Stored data
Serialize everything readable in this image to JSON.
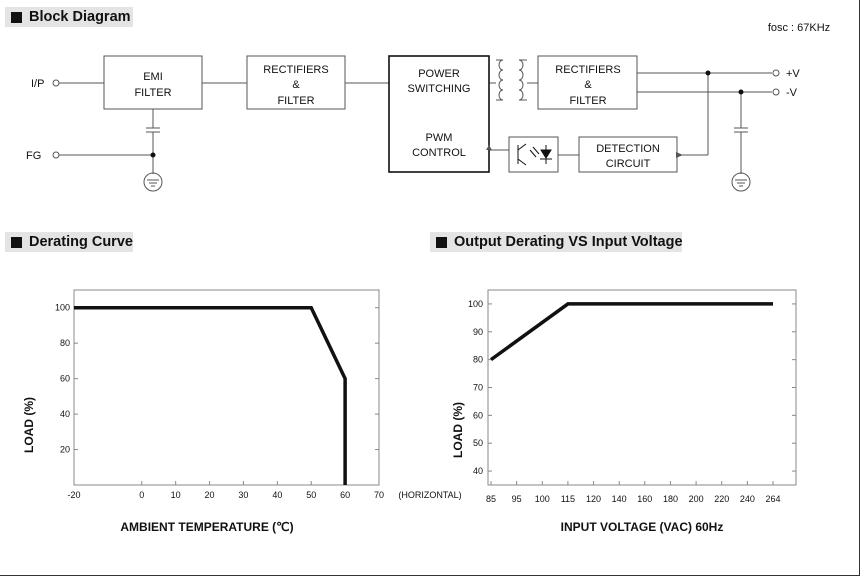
{
  "sections": {
    "block_diagram": "Block Diagram",
    "derating_curve": "Derating Curve",
    "output_derating": "Output Derating VS Input Voltage"
  },
  "block_diagram": {
    "fosc": "fosc : 67KHz",
    "input_label": "I/P",
    "fg_label": "FG",
    "out_pos": "+V",
    "out_neg": "-V",
    "emi": [
      "EMI",
      "FILTER"
    ],
    "rect1": [
      "RECTIFIERS",
      "&",
      "FILTER"
    ],
    "power": [
      "POWER",
      "SWITCHING"
    ],
    "pwm": [
      "PWM",
      "CONTROL"
    ],
    "rect2": [
      "RECTIFIERS",
      "&",
      "FILTER"
    ],
    "detection": [
      "DETECTION",
      "CIRCUIT"
    ]
  },
  "derating_chart": {
    "type": "line",
    "ylabel": "LOAD (%)",
    "xlabel": "AMBIENT TEMPERATURE (℃)",
    "x_ticks": [
      "-20",
      "0",
      "10",
      "20",
      "30",
      "40",
      "50",
      "60",
      "70"
    ],
    "x_extra": "(HORIZONTAL)",
    "y_ticks": [
      "100",
      "80",
      "60",
      "40",
      "20"
    ]
  },
  "voltage_chart": {
    "type": "line",
    "ylabel": "LOAD (%)",
    "xlabel": "INPUT VOLTAGE (VAC) 60Hz",
    "x_ticks": [
      "85",
      "95",
      "100",
      "115",
      "120",
      "140",
      "160",
      "180",
      "200",
      "220",
      "240",
      "264"
    ],
    "y_ticks": [
      "100",
      "90",
      "80",
      "70",
      "60",
      "50",
      "40"
    ]
  },
  "chart_data": [
    {
      "type": "line",
      "xlabel": "AMBIENT TEMPERATURE (℃)",
      "ylabel": "LOAD (%)",
      "x": [
        -20,
        50,
        60,
        60
      ],
      "y": [
        100,
        100,
        60,
        0
      ],
      "xlim": [
        -20,
        70
      ],
      "ylim": [
        0,
        110
      ],
      "grid": false
    },
    {
      "type": "line",
      "xlabel": "INPUT VOLTAGE (VAC) 60Hz",
      "ylabel": "LOAD (%)",
      "x": [
        "85",
        "115",
        "264"
      ],
      "y": [
        80,
        100,
        100
      ],
      "ylim": [
        35,
        105
      ],
      "grid": false
    }
  ]
}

* **REQUIREMENTS**: Each entry shown above must be quoted exactly, with its pictures left out.

* **TASK ANSWER**:
Serialize everything readable in this image to JSON.
{
  "sections": {
    "block_diagram": "Block Diagram",
    "derating_curve": "Derating Curve",
    "output_derating": "Output Derating VS Input Voltage"
  },
  "block_diagram": {
    "fosc": "fosc : 67KHz",
    "input_label": "I/P",
    "fg_label": "FG",
    "out_pos": "+V",
    "out_neg": "-V",
    "emi": [
      "EMI",
      "FILTER"
    ],
    "rect1": [
      "RECTIFIERS",
      "&",
      "FILTER"
    ],
    "power": [
      "POWER",
      "SWITCHING"
    ],
    "pwm": [
      "PWM",
      "CONTROL"
    ],
    "rect2": [
      "RECTIFIERS",
      "&",
      "FILTER"
    ],
    "detection": [
      "DETECTION",
      "CIRCUIT"
    ]
  },
  "derating_chart": {
    "type": "line",
    "ylabel": "LOAD (%)",
    "xlabel": "AMBIENT TEMPERATURE (℃)",
    "x_ticks": [
      "-20",
      "0",
      "10",
      "20",
      "30",
      "40",
      "50",
      "60",
      "70"
    ],
    "x_extra": "(HORIZONTAL)",
    "y_ticks": [
      "100",
      "80",
      "60",
      "40",
      "20"
    ]
  },
  "voltage_chart": {
    "type": "line",
    "ylabel": "LOAD (%)",
    "xlabel": "INPUT VOLTAGE (VAC) 60Hz",
    "x_ticks": [
      "85",
      "95",
      "100",
      "115",
      "120",
      "140",
      "160",
      "180",
      "200",
      "220",
      "240",
      "264"
    ],
    "y_ticks": [
      "100",
      "90",
      "80",
      "70",
      "60",
      "50",
      "40"
    ]
  },
  "chart_data": [
    {
      "type": "line",
      "xlabel": "AMBIENT TEMPERATURE (℃)",
      "ylabel": "LOAD (%)",
      "x": [
        -20,
        50,
        60,
        60
      ],
      "y": [
        100,
        100,
        60,
        0
      ],
      "xlim": [
        -20,
        70
      ],
      "ylim": [
        0,
        110
      ],
      "grid": false
    },
    {
      "type": "line",
      "xlabel": "INPUT VOLTAGE (VAC) 60Hz",
      "ylabel": "LOAD (%)",
      "x": [
        "85",
        "115",
        "264"
      ],
      "y": [
        80,
        100,
        100
      ],
      "ylim": [
        35,
        105
      ],
      "grid": false
    }
  ]
}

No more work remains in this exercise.